* Written task: Repeat each record exactly. Any picture gets left out.

Start of Raw records

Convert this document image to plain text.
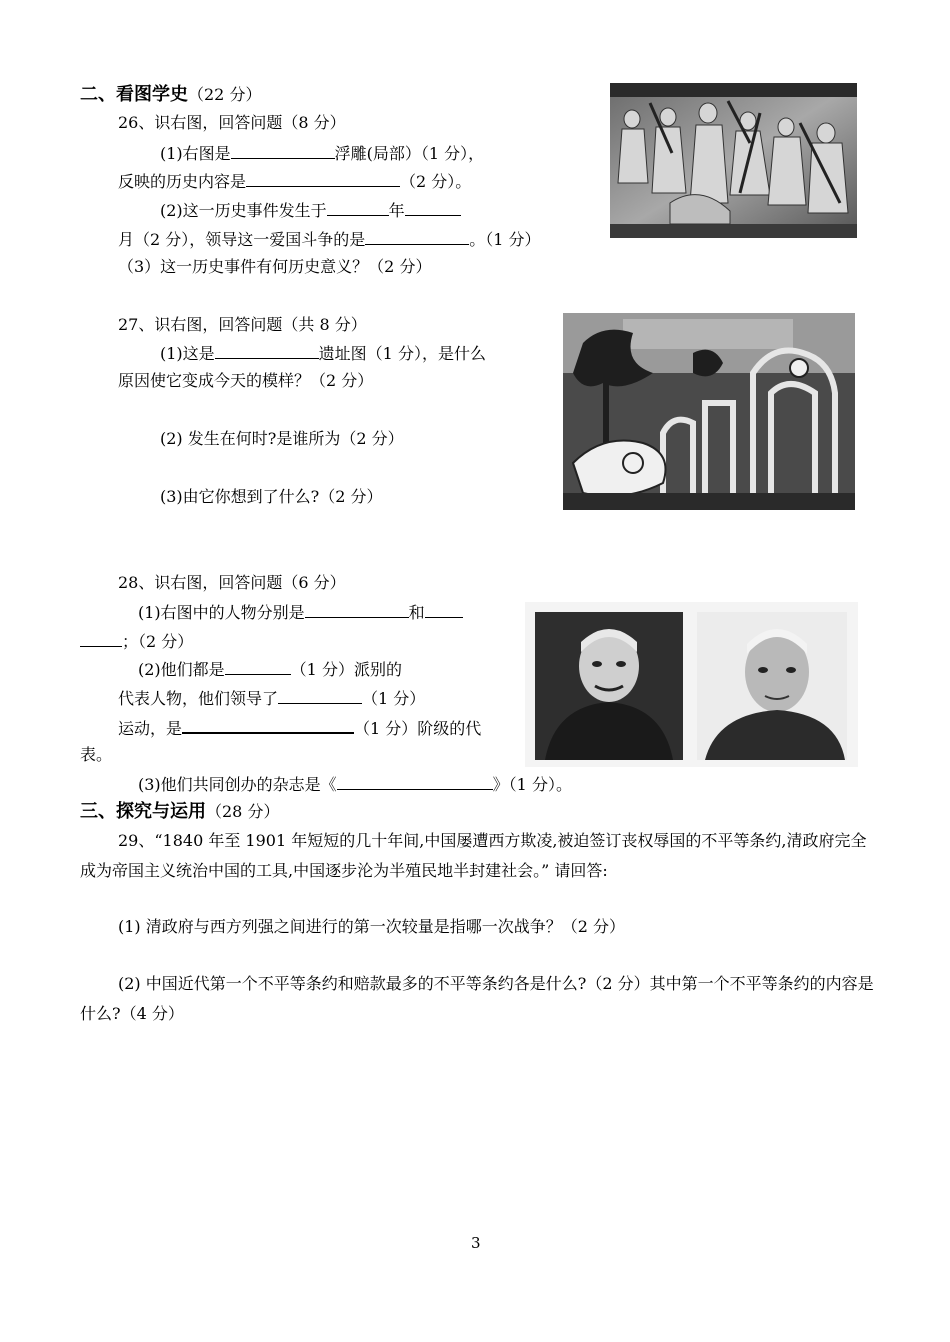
二、看图学史（22 分）
26、识右图，回答问题（8 分）
(1)右图是	浮雕(局部）（1 分），
反映的历史内容是	（2 分）。
(2)这一历史事件发生于	年
月（2 分），领导这一爱国斗争的是	。（1 分）
（3）这一历史事件有何历史意义？（2 分）
27、识右图，回答问题（共 8 分）
(1)这是	遗址图（1 分），是什么
原因使它变成今天的模样？（2 分）
(2) 发生在何时?是谁所为（2 分）
(3)由它你想到了什么?（2 分）
28、识右图，回答问题（6 分）
(1)右图中的人物分别是	和
；（2 分）
(2)他们都是	（1 分）派别的
代表人物，他们领导了	（1 分）
运动，是	（1 分）阶级的代
表。
(3)他们共同创办的杂志是《	》（1 分）。
三、探究与运用（28 分）
29、“1840 年至 1901 年短短的几十年间,中国屡遭西方欺凌,被迫签订丧权辱国的不平等条约,清政府完全成为帝国主义统治中国的工具,中国逐步沦为半殖民地半封建社会。” 请回答:
(1) 清政府与西方列强之间进行的第一次较量是指哪一次战争？（2 分）
(2) 中国近代第一个不平等条约和赔款最多的不平等条约各是什么?（2 分）其中第一个不平等条约的内容是什么?（4 分）
3
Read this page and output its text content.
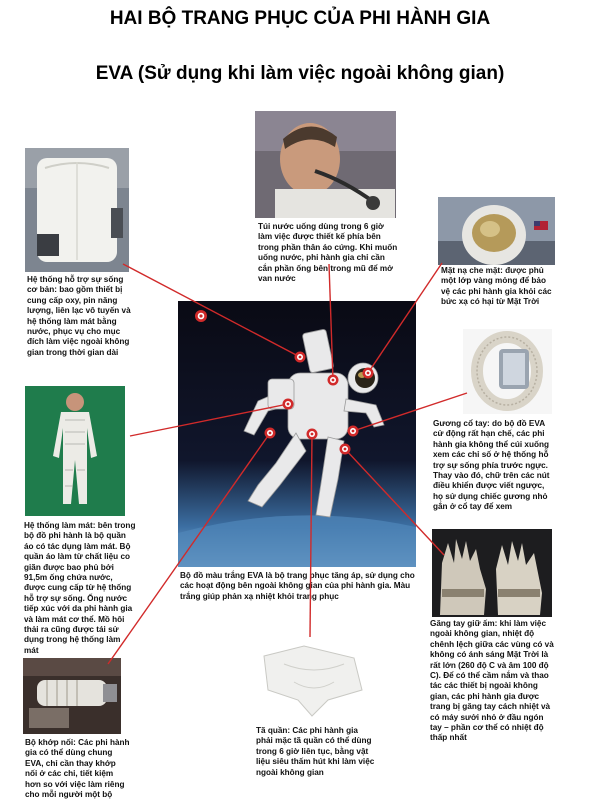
HAI BỘ TRANG PHỤC CỦA PHI HÀNH GIA
EVA (Sử dụng khi làm việc ngoài không gian)
Hệ thống hỗ trợ sự sống cơ bản: bao gồm thiết bị cung cấp oxy, pin năng lượng, liên lạc vô tuyến và hệ thống làm mát bằng nước, phục vụ cho mục đích làm việc ngoài không gian trong thời gian dài
Túi nước uống dùng trong 6 giờ làm việc được thiết kế phía bên trong phần thân áo cứng. Khi muốn uống nước, phi hành gia chỉ cần cắn phần ống bên trong mũ để mở van nước
Mặt nạ che mặt: được phủ một lớp vàng mỏng để bảo vệ các phi hành gia khỏi các bức xạ có hại từ Mặt Trời
Gương cổ tay: do bộ đồ EVA cử động rất hạn chế, các phi hành gia không thể cúi xuống xem các chỉ số ở hệ thống hỗ trợ sự sống phía trước ngực. Thay vào đó, chữ trên các nút điều khiển được viết ngược, họ sử dụng chiếc gương nhỏ gắn ở cổ tay để xem
Hệ thống làm mát: bên trong bộ đồ phi hành là bộ quần áo có tác dụng làm mát. Bộ quần áo làm từ chất liệu co giãn được bao phủ bởi 91,5m ống chứa nước, được cung cấp từ hệ thống hỗ trợ sự sống. Ống nước tiếp xúc với da phi hành gia và làm mát cơ thể. Mồ hôi thải ra cũng được tái sử dụng trong hệ thống làm mát
Bộ đồ màu trắng EVA là bộ trang phục tăng áp, sử dụng cho các hoạt động bên ngoài không gian của phi hành gia. Màu trắng giúp phản xạ nhiệt khỏi trang phục
Găng tay giữ ấm: khi làm việc ngoài không gian, nhiệt độ chênh lệch giữa các vùng có và không có ánh sáng Mặt Trời là rất lớn (260 độ C và âm 100 độ C). Để có thể cầm nắm và thao tác các thiết bị ngoài không gian, các phi hành gia được trang bị găng tay cách nhiệt và có máy sưởi nhỏ ở đầu ngón tay – phần cơ thể có nhiệt độ thấp nhất
Bộ khớp nối: Các phi hành gia có thể dùng chung EVA, chỉ cần thay khớp nối ở các chi, tiết kiệm hơn so với việc làm riêng cho mỗi người một bộ
Tã quần: Các phi hành gia phải mặc tã quần có thể dùng trong 6 giờ liên tục, bằng vật liệu siêu thấm hút khi làm việc ngoài không gian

End of Raw records

* Solved exercise:
Convert this document image to plain text.
二、看图学史（22 分）
26、识右图，回答问题（8 分）
(1)右图是	浮雕(局部）（1 分），
反映的历史内容是	（2 分）。
(2)这一历史事件发生于	年
月（2 分），领导这一爱国斗争的是	。（1 分）
（3）这一历史事件有何历史意义？（2 分）
27、识右图，回答问题（共 8 分）
(1)这是	遗址图（1 分），是什么
原因使它变成今天的模样？（2 分）
(2) 发生在何时?是谁所为（2 分）
(3)由它你想到了什么?（2 分）
28、识右图，回答问题（6 分）
(1)右图中的人物分别是	和
；（2 分）
(2)他们都是	（1 分）派别的
代表人物，他们领导了	（1 分）
运动，是	（1 分）阶级的代
表。
(3)他们共同创办的杂志是《	》（1 分）。
三、探究与运用（28 分）
29、“1840 年至 1901 年短短的几十年间,中国屡遭西方欺凌,被迫签订丧权辱国的不平等条约,清政府完全成为帝国主义统治中国的工具,中国逐步沦为半殖民地半封建社会。” 请回答:
(1) 清政府与西方列强之间进行的第一次较量是指哪一次战争？（2 分）
(2) 中国近代第一个不平等条约和赔款最多的不平等条约各是什么?（2 分）其中第一个不平等条约的内容是什么?（4 分）
3
Read this page and output its text content.
HAI BỘ TRANG PHỤC CỦA PHI HÀNH GIA
EVA (Sử dụng khi làm việc ngoài không gian)
Hệ thống hỗ trợ sự sống cơ bản: bao gồm thiết bị cung cấp oxy, pin năng lượng, liên lạc vô tuyến và hệ thống làm mát bằng nước, phục vụ cho mục đích làm việc ngoài không gian trong thời gian dài
Túi nước uống dùng trong 6 giờ làm việc được thiết kế phía bên trong phần thân áo cứng. Khi muốn uống nước, phi hành gia chỉ cần cắn phần ống bên trong mũ để mở van nước
Mặt nạ che mặt: được phủ một lớp vàng mỏng để bảo vệ các phi hành gia khỏi các bức xạ có hại từ Mặt Trời
Gương cổ tay: do bộ đồ EVA cử động rất hạn chế, các phi hành gia không thể cúi xuống xem các chỉ số ở hệ thống hỗ trợ sự sống phía trước ngực. Thay vào đó, chữ trên các nút điều khiển được viết ngược, họ sử dụng chiếc gương nhỏ gắn ở cổ tay để xem
Hệ thống làm mát: bên trong bộ đồ phi hành là bộ quần áo có tác dụng làm mát. Bộ quần áo làm từ chất liệu co giãn được bao phủ bởi 91,5m ống chứa nước, được cung cấp từ hệ thống hỗ trợ sự sống. Ống nước tiếp xúc với da phi hành gia và làm mát cơ thể. Mồ hôi thải ra cũng được tái sử dụng trong hệ thống làm mát
Bộ đồ màu trắng EVA là bộ trang phục tăng áp, sử dụng cho các hoạt động bên ngoài không gian của phi hành gia. Màu trắng giúp phản xạ nhiệt khỏi trang phục
Găng tay giữ ấm: khi làm việc ngoài không gian, nhiệt độ chênh lệch giữa các vùng có và không có ánh sáng Mặt Trời là rất lớn (260 độ C và âm 100 độ C). Để có thể cầm nắm và thao tác các thiết bị ngoài không gian, các phi hành gia được trang bị găng tay cách nhiệt và có máy sưởi nhỏ ở đầu ngón tay – phần cơ thể có nhiệt độ thấp nhất
Bộ khớp nối: Các phi hành gia có thể dùng chung EVA, chỉ cần thay khớp nối ở các chi, tiết kiệm hơn so với việc làm riêng cho mỗi người một bộ
Tã quần: Các phi hành gia phải mặc tã quần có thể dùng trong 6 giờ liên tục, bằng vật liệu siêu thấm hút khi làm việc ngoài không gian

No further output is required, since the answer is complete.